What you should do>
Say how many lines contain the word "Ctrl" and give no other text.

*** Data for this exercise

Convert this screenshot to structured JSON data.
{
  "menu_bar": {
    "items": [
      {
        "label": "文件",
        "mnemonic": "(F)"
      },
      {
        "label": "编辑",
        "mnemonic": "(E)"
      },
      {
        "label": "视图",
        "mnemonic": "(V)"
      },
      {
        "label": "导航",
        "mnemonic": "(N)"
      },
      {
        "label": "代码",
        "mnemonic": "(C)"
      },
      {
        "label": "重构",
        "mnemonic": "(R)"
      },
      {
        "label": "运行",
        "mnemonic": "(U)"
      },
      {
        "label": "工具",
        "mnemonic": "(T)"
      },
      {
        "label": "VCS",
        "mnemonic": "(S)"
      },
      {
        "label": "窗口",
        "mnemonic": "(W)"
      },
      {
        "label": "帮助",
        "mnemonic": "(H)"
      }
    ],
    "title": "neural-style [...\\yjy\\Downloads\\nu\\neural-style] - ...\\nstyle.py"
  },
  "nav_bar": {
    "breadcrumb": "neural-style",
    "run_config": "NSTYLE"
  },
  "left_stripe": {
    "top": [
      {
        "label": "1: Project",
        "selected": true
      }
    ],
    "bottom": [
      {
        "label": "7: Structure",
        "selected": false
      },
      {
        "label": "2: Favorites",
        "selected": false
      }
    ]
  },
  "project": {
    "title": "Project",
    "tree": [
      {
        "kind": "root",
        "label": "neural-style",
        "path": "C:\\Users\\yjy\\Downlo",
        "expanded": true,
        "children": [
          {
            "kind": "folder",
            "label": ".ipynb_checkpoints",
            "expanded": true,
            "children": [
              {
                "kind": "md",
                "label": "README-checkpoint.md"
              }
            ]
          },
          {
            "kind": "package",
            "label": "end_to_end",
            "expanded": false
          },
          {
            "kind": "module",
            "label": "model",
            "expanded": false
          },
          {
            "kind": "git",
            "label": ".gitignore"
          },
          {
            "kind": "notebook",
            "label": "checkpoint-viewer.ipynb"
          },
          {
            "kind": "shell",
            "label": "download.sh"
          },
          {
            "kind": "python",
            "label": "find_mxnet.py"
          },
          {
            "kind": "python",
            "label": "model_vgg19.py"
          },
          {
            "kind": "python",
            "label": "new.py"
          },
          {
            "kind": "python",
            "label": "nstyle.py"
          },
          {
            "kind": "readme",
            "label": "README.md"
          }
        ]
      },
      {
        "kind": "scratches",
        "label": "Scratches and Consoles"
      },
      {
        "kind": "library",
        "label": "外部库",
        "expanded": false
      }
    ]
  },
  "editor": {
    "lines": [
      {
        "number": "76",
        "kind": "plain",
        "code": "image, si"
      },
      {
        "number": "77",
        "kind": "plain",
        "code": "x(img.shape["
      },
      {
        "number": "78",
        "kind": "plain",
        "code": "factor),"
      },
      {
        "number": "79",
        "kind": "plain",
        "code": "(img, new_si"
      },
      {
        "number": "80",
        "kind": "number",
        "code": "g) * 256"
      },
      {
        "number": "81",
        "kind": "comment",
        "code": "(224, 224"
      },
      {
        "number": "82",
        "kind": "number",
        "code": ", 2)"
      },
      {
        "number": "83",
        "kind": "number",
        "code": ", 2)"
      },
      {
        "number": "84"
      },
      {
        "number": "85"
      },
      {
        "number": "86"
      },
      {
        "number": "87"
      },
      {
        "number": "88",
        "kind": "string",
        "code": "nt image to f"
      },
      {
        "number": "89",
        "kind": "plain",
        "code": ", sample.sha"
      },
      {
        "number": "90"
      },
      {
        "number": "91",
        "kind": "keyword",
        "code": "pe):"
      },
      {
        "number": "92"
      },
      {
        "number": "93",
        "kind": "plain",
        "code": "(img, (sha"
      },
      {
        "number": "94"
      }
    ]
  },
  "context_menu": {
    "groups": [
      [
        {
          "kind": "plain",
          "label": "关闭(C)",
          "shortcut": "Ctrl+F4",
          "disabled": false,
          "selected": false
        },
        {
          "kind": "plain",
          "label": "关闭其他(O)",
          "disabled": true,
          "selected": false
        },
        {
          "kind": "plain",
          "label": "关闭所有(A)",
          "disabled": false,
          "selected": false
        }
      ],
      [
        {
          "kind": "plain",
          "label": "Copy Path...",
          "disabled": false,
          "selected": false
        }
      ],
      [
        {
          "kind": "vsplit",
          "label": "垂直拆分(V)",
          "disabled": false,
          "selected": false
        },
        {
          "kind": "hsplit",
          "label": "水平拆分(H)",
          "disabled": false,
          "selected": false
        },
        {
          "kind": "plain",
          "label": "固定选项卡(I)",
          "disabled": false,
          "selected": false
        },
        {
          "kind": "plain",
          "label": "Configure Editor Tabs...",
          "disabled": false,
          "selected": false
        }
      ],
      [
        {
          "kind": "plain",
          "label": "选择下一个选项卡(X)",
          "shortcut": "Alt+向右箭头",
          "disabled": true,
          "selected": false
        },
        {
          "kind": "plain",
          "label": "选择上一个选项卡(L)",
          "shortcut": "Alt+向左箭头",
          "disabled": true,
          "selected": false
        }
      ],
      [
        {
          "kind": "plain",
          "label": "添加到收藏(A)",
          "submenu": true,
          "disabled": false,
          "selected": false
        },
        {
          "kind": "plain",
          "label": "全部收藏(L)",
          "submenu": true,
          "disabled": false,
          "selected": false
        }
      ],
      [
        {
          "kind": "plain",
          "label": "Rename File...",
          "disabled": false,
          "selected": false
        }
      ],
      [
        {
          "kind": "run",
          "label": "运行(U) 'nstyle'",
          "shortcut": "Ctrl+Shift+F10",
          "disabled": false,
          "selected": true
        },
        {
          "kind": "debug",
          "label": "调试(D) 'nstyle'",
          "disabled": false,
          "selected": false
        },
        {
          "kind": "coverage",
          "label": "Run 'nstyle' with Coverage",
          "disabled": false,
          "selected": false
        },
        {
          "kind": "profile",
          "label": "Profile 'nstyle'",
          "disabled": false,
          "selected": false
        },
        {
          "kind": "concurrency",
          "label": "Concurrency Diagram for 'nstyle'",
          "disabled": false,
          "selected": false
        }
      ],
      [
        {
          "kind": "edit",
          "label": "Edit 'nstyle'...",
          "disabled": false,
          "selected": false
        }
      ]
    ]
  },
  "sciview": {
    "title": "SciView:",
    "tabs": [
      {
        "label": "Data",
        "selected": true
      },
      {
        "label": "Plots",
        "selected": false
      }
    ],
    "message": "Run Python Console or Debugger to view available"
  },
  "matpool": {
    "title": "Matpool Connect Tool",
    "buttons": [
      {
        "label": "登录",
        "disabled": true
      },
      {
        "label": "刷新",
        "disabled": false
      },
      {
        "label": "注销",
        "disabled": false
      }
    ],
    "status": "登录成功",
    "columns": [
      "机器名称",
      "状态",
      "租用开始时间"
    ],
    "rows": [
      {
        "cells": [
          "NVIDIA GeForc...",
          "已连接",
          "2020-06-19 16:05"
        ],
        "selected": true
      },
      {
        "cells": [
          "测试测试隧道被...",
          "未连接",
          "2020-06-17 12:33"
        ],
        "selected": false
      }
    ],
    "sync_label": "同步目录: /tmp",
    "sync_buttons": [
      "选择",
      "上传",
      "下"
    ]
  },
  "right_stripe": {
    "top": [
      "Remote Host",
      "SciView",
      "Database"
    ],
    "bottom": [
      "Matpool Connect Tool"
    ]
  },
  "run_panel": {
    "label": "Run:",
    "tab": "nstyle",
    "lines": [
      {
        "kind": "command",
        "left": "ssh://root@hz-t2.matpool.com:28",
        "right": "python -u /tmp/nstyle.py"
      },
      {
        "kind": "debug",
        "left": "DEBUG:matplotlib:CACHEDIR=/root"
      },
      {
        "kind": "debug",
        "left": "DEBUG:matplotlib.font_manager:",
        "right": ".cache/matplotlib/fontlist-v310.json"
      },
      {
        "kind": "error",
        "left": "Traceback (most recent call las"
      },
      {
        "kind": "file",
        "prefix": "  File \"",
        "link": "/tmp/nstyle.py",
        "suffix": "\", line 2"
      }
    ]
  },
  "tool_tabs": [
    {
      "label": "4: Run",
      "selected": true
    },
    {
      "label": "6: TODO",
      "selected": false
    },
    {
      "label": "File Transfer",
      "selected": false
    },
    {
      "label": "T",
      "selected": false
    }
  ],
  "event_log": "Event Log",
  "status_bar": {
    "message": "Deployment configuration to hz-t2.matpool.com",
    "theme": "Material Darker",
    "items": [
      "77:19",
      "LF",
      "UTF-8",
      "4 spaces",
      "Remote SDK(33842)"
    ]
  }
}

******

Written answer>
2